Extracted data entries
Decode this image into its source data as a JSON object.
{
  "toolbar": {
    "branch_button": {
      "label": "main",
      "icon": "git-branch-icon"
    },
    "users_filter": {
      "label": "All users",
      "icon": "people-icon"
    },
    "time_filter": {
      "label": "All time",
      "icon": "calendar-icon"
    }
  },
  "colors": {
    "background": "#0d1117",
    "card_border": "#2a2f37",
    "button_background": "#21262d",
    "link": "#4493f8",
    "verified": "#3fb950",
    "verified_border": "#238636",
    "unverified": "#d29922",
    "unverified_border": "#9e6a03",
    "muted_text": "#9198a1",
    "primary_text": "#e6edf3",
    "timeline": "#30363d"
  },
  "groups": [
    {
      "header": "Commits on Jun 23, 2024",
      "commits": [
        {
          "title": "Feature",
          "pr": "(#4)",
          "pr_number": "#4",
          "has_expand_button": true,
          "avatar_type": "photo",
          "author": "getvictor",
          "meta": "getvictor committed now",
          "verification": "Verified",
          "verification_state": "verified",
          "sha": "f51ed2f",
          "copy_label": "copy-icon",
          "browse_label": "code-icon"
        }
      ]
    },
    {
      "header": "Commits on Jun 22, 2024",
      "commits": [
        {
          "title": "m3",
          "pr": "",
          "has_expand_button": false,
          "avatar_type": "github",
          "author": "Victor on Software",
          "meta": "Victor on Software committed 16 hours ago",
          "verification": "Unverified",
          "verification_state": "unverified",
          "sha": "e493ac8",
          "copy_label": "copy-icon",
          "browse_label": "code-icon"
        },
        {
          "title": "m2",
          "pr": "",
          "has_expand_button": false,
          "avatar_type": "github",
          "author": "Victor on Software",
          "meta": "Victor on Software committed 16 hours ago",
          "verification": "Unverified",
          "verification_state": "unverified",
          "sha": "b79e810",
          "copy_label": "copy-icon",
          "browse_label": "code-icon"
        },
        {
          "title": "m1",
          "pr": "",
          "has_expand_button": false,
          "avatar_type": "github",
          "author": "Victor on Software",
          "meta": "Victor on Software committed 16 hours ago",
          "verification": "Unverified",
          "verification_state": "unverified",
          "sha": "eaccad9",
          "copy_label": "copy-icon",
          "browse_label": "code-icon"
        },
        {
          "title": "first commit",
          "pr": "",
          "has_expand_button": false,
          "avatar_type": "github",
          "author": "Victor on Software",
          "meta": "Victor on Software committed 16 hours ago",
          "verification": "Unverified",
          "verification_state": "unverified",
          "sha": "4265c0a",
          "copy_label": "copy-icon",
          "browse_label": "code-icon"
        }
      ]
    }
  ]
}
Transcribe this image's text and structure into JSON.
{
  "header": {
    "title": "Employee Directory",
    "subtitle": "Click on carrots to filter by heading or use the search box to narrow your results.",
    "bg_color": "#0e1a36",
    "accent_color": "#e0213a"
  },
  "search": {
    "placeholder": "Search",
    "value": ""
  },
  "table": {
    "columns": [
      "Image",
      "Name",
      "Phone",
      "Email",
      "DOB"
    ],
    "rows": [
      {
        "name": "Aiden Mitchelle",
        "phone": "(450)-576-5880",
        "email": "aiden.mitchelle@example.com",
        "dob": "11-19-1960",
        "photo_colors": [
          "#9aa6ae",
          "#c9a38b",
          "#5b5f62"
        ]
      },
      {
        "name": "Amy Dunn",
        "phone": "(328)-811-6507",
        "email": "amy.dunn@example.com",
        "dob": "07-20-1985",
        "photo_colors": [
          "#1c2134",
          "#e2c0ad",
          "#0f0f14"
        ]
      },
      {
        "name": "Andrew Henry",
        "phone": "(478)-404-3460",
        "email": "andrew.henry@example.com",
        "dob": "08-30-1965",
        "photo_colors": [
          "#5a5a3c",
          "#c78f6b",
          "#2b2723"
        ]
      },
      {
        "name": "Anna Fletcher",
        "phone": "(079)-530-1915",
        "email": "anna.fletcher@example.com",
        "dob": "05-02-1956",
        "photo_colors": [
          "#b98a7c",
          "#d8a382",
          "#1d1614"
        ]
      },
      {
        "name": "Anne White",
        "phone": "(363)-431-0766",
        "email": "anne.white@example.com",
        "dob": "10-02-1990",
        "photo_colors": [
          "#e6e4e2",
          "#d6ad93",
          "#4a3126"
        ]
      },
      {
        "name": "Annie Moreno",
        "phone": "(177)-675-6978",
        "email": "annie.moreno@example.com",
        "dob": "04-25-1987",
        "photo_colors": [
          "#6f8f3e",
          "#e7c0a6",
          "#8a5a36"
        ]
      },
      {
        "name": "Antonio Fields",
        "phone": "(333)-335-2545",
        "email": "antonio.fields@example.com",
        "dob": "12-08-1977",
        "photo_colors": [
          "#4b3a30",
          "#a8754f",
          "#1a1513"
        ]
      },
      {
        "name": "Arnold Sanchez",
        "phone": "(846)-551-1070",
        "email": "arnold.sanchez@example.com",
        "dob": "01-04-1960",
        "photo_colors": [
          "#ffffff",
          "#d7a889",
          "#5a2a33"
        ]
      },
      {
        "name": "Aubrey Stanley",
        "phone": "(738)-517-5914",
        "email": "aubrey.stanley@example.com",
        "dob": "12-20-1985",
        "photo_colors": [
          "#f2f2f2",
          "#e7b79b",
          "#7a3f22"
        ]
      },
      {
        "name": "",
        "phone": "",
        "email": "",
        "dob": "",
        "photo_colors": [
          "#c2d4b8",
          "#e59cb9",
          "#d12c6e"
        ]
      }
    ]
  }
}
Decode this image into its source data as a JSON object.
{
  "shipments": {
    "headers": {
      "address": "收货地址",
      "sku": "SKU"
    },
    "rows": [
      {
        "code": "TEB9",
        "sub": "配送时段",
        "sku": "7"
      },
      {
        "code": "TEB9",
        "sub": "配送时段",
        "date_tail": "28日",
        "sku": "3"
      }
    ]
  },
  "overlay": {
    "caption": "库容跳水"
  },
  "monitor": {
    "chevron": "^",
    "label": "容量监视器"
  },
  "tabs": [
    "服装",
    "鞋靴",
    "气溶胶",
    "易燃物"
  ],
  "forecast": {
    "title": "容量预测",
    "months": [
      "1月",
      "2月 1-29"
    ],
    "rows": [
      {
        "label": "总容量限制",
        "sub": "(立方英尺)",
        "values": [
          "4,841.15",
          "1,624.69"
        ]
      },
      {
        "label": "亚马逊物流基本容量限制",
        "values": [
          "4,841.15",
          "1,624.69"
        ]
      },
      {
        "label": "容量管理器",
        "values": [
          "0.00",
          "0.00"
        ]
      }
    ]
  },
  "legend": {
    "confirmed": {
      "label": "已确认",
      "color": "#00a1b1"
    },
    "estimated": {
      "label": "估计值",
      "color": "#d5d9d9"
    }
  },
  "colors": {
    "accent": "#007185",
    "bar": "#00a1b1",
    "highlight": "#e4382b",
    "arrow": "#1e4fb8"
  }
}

* [THE REQUEST]: From the records above, extract everything verbatim.

* [PROBLEM SOLUTION]:
Decode this image into its source data as a JSON object.
{
  "toolbar": {
    "branch_button": {
      "label": "main",
      "icon": "git-branch-icon"
    },
    "users_filter": {
      "label": "All users",
      "icon": "people-icon"
    },
    "time_filter": {
      "label": "All time",
      "icon": "calendar-icon"
    }
  },
  "colors": {
    "background": "#0d1117",
    "card_border": "#2a2f37",
    "button_background": "#21262d",
    "link": "#4493f8",
    "verified": "#3fb950",
    "verified_border": "#238636",
    "unverified": "#d29922",
    "unverified_border": "#9e6a03",
    "muted_text": "#9198a1",
    "primary_text": "#e6edf3",
    "timeline": "#30363d"
  },
  "groups": [
    {
      "header": "Commits on Jun 23, 2024",
      "commits": [
        {
          "title": "Feature",
          "pr": "(#4)",
          "pr_number": "#4",
          "has_expand_button": true,
          "avatar_type": "photo",
          "author": "getvictor",
          "meta": "getvictor committed now",
          "verification": "Verified",
          "verification_state": "verified",
          "sha": "f51ed2f",
          "copy_label": "copy-icon",
          "browse_label": "code-icon"
        }
      ]
    },
    {
      "header": "Commits on Jun 22, 2024",
      "commits": [
        {
          "title": "m3",
          "pr": "",
          "has_expand_button": false,
          "avatar_type": "github",
          "author": "Victor on Software",
          "meta": "Victor on Software committed 16 hours ago",
          "verification": "Unverified",
          "verification_state": "unverified",
          "sha": "e493ac8",
          "copy_label": "copy-icon",
          "browse_label": "code-icon"
        },
        {
          "title": "m2",
          "pr": "",
          "has_expand_button": false,
          "avatar_type": "github",
          "author": "Victor on Software",
          "meta": "Victor on Software committed 16 hours ago",
          "verification": "Unverified",
          "verification_state": "unverified",
          "sha": "b79e810",
          "copy_label": "copy-icon",
          "browse_label": "code-icon"
        },
        {
          "title": "m1",
          "pr": "",
          "has_expand_button": false,
          "avatar_type": "github",
          "author": "Victor on Software",
          "meta": "Victor on Software committed 16 hours ago",
          "verification": "Unverified",
          "verification_state": "unverified",
          "sha": "eaccad9",
          "copy_label": "copy-icon",
          "browse_label": "code-icon"
        },
        {
          "title": "first commit",
          "pr": "",
          "has_expand_button": false,
          "avatar_type": "github",
          "author": "Victor on Software",
          "meta": "Victor on Software committed 16 hours ago",
          "verification": "Unverified",
          "verification_state": "unverified",
          "sha": "4265c0a",
          "copy_label": "copy-icon",
          "browse_label": "code-icon"
        }
      ]
    }
  ]
}
Transcribe this image's text and structure into JSON.
{
  "header": {
    "title": "Employee Directory",
    "subtitle": "Click on carrots to filter by heading or use the search box to narrow your results.",
    "bg_color": "#0e1a36",
    "accent_color": "#e0213a"
  },
  "search": {
    "placeholder": "Search",
    "value": ""
  },
  "table": {
    "columns": [
      "Image",
      "Name",
      "Phone",
      "Email",
      "DOB"
    ],
    "rows": [
      {
        "name": "Aiden Mitchelle",
        "phone": "(450)-576-5880",
        "email": "aiden.mitchelle@example.com",
        "dob": "11-19-1960",
        "photo_colors": [
          "#9aa6ae",
          "#c9a38b",
          "#5b5f62"
        ]
      },
      {
        "name": "Amy Dunn",
        "phone": "(328)-811-6507",
        "email": "amy.dunn@example.com",
        "dob": "07-20-1985",
        "photo_colors": [
          "#1c2134",
          "#e2c0ad",
          "#0f0f14"
        ]
      },
      {
        "name": "Andrew Henry",
        "phone": "(478)-404-3460",
        "email": "andrew.henry@example.com",
        "dob": "08-30-1965",
        "photo_colors": [
          "#5a5a3c",
          "#c78f6b",
          "#2b2723"
        ]
      },
      {
        "name": "Anna Fletcher",
        "phone": "(079)-530-1915",
        "email": "anna.fletcher@example.com",
        "dob": "05-02-1956",
        "photo_colors": [
          "#b98a7c",
          "#d8a382",
          "#1d1614"
        ]
      },
      {
        "name": "Anne White",
        "phone": "(363)-431-0766",
        "email": "anne.white@example.com",
        "dob": "10-02-1990",
        "photo_colors": [
          "#e6e4e2",
          "#d6ad93",
          "#4a3126"
        ]
      },
      {
        "name": "Annie Moreno",
        "phone": "(177)-675-6978",
        "email": "annie.moreno@example.com",
        "dob": "04-25-1987",
        "photo_colors": [
          "#6f8f3e",
          "#e7c0a6",
          "#8a5a36"
        ]
      },
      {
        "name": "Antonio Fields",
        "phone": "(333)-335-2545",
        "email": "antonio.fields@example.com",
        "dob": "12-08-1977",
        "photo_colors": [
          "#4b3a30",
          "#a8754f",
          "#1a1513"
        ]
      },
      {
        "name": "Arnold Sanchez",
        "phone": "(846)-551-1070",
        "email": "arnold.sanchez@example.com",
        "dob": "01-04-1960",
        "photo_colors": [
          "#ffffff",
          "#d7a889",
          "#5a2a33"
        ]
      },
      {
        "name": "Aubrey Stanley",
        "phone": "(738)-517-5914",
        "email": "aubrey.stanley@example.com",
        "dob": "12-20-1985",
        "photo_colors": [
          "#f2f2f2",
          "#e7b79b",
          "#7a3f22"
        ]
      },
      {
        "name": "",
        "phone": "",
        "email": "",
        "dob": "",
        "photo_colors": [
          "#c2d4b8",
          "#e59cb9",
          "#d12c6e"
        ]
      }
    ]
  }
}
Decode this image into its source data as a JSON object.
{
  "shipments": {
    "headers": {
      "address": "收货地址",
      "sku": "SKU"
    },
    "rows": [
      {
        "code": "TEB9",
        "sub": "配送时段",
        "sku": "7"
      },
      {
        "code": "TEB9",
        "sub": "配送时段",
        "date_tail": "28日",
        "sku": "3"
      }
    ]
  },
  "overlay": {
    "caption": "库容跳水"
  },
  "monitor": {
    "chevron": "^",
    "label": "容量监视器"
  },
  "tabs": [
    "服装",
    "鞋靴",
    "气溶胶",
    "易燃物"
  ],
  "forecast": {
    "title": "容量预测",
    "months": [
      "1月",
      "2月 1-29"
    ],
    "rows": [
      {
        "label": "总容量限制",
        "sub": "(立方英尺)",
        "values": [
          "4,841.15",
          "1,624.69"
        ]
      },
      {
        "label": "亚马逊物流基本容量限制",
        "values": [
          "4,841.15",
          "1,624.69"
        ]
      },
      {
        "label": "容量管理器",
        "values": [
          "0.00",
          "0.00"
        ]
      }
    ]
  },
  "legend": {
    "confirmed": {
      "label": "已确认",
      "color": "#00a1b1"
    },
    "estimated": {
      "label": "估计值",
      "color": "#d5d9d9"
    }
  },
  "colors": {
    "accent": "#007185",
    "bar": "#00a1b1",
    "highlight": "#e4382b",
    "arrow": "#1e4fb8"
  }
}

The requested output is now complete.